§ Extracted data:
_ _ _

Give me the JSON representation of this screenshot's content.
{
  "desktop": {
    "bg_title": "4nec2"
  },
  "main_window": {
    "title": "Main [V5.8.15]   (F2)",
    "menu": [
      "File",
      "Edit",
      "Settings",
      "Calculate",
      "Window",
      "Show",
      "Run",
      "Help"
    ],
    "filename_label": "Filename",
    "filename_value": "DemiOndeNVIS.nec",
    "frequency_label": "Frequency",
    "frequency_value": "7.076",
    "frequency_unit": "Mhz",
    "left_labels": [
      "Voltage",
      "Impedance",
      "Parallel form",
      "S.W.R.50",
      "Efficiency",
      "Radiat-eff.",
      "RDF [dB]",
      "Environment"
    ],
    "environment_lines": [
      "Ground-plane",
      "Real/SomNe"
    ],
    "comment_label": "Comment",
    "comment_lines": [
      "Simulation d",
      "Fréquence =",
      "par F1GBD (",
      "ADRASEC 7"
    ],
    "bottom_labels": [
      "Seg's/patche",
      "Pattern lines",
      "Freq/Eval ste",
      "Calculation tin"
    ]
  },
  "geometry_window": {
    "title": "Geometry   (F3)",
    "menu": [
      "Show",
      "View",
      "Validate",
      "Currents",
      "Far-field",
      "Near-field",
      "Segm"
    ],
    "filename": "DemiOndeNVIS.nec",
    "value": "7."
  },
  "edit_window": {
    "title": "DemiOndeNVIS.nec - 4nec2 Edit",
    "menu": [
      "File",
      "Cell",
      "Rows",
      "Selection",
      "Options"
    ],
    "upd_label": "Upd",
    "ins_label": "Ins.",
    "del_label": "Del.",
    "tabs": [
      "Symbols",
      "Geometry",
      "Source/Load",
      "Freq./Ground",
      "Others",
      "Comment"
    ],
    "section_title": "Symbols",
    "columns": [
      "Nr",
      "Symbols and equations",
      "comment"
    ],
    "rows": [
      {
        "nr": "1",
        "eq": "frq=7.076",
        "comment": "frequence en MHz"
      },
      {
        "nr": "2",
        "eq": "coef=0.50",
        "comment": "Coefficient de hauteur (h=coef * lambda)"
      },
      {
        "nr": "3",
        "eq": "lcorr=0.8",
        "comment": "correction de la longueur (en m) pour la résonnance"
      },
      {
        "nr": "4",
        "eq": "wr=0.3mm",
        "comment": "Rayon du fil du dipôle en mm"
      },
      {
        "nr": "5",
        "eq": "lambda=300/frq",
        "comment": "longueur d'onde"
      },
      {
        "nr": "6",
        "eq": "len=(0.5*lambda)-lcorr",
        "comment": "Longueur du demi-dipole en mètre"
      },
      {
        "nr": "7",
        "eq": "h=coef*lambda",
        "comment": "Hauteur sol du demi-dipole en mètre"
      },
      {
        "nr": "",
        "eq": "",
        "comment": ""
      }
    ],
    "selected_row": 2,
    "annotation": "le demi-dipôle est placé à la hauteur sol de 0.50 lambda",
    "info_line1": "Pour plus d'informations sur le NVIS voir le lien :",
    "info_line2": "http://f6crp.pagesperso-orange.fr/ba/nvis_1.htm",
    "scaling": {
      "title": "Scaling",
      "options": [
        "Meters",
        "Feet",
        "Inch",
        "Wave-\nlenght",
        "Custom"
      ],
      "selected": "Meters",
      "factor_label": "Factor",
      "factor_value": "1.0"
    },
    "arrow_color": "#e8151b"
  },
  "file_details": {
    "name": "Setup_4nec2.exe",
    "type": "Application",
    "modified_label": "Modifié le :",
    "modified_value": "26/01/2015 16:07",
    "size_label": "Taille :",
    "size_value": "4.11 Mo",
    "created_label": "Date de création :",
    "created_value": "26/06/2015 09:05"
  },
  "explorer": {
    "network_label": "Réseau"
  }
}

_ _ _

§ Aim of the exercise: Repeat back the data above, exact to the last character.

§ Task result:
Give me the JSON representation of this screenshot's content.
{
  "desktop": {
    "bg_title": "4nec2"
  },
  "main_window": {
    "title": "Main [V5.8.15]   (F2)",
    "menu": [
      "File",
      "Edit",
      "Settings",
      "Calculate",
      "Window",
      "Show",
      "Run",
      "Help"
    ],
    "filename_label": "Filename",
    "filename_value": "DemiOndeNVIS.nec",
    "frequency_label": "Frequency",
    "frequency_value": "7.076",
    "frequency_unit": "Mhz",
    "left_labels": [
      "Voltage",
      "Impedance",
      "Parallel form",
      "S.W.R.50",
      "Efficiency",
      "Radiat-eff.",
      "RDF [dB]",
      "Environment"
    ],
    "environment_lines": [
      "Ground-plane",
      "Real/SomNe"
    ],
    "comment_label": "Comment",
    "comment_lines": [
      "Simulation d",
      "Fréquence =",
      "par F1GBD (",
      "ADRASEC 7"
    ],
    "bottom_labels": [
      "Seg's/patche",
      "Pattern lines",
      "Freq/Eval ste",
      "Calculation tin"
    ]
  },
  "geometry_window": {
    "title": "Geometry   (F3)",
    "menu": [
      "Show",
      "View",
      "Validate",
      "Currents",
      "Far-field",
      "Near-field",
      "Segm"
    ],
    "filename": "DemiOndeNVIS.nec",
    "value": "7."
  },
  "edit_window": {
    "title": "DemiOndeNVIS.nec - 4nec2 Edit",
    "menu": [
      "File",
      "Cell",
      "Rows",
      "Selection",
      "Options"
    ],
    "upd_label": "Upd",
    "ins_label": "Ins.",
    "del_label": "Del.",
    "tabs": [
      "Symbols",
      "Geometry",
      "Source/Load",
      "Freq./Ground",
      "Others",
      "Comment"
    ],
    "section_title": "Symbols",
    "columns": [
      "Nr",
      "Symbols and equations",
      "comment"
    ],
    "rows": [
      {
        "nr": "1",
        "eq": "frq=7.076",
        "comment": "frequence en MHz"
      },
      {
        "nr": "2",
        "eq": "coef=0.50",
        "comment": "Coefficient de hauteur (h=coef * lambda)"
      },
      {
        "nr": "3",
        "eq": "lcorr=0.8",
        "comment": "correction de la longueur (en m) pour la résonnance"
      },
      {
        "nr": "4",
        "eq": "wr=0.3mm",
        "comment": "Rayon du fil du dipôle en mm"
      },
      {
        "nr": "5",
        "eq": "lambda=300/frq",
        "comment": "longueur d'onde"
      },
      {
        "nr": "6",
        "eq": "len=(0.5*lambda)-lcorr",
        "comment": "Longueur du demi-dipole en mètre"
      },
      {
        "nr": "7",
        "eq": "h=coef*lambda",
        "comment": "Hauteur sol du demi-dipole en mètre"
      },
      {
        "nr": "",
        "eq": "",
        "comment": ""
      }
    ],
    "selected_row": 2,
    "annotation": "le demi-dipôle est placé à la hauteur sol de 0.50 lambda",
    "info_line1": "Pour plus d'informations sur le NVIS voir le lien :",
    "info_line2": "http://f6crp.pagesperso-orange.fr/ba/nvis_1.htm",
    "scaling": {
      "title": "Scaling",
      "options": [
        "Meters",
        "Feet",
        "Inch",
        "Wave-\nlenght",
        "Custom"
      ],
      "selected": "Meters",
      "factor_label": "Factor",
      "factor_value": "1.0"
    },
    "arrow_color": "#e8151b"
  },
  "file_details": {
    "name": "Setup_4nec2.exe",
    "type": "Application",
    "modified_label": "Modifié le :",
    "modified_value": "26/01/2015 16:07",
    "size_label": "Taille :",
    "size_value": "4.11 Mo",
    "created_label": "Date de création :",
    "created_value": "26/06/2015 09:05"
  },
  "explorer": {
    "network_label": "Réseau"
  }
}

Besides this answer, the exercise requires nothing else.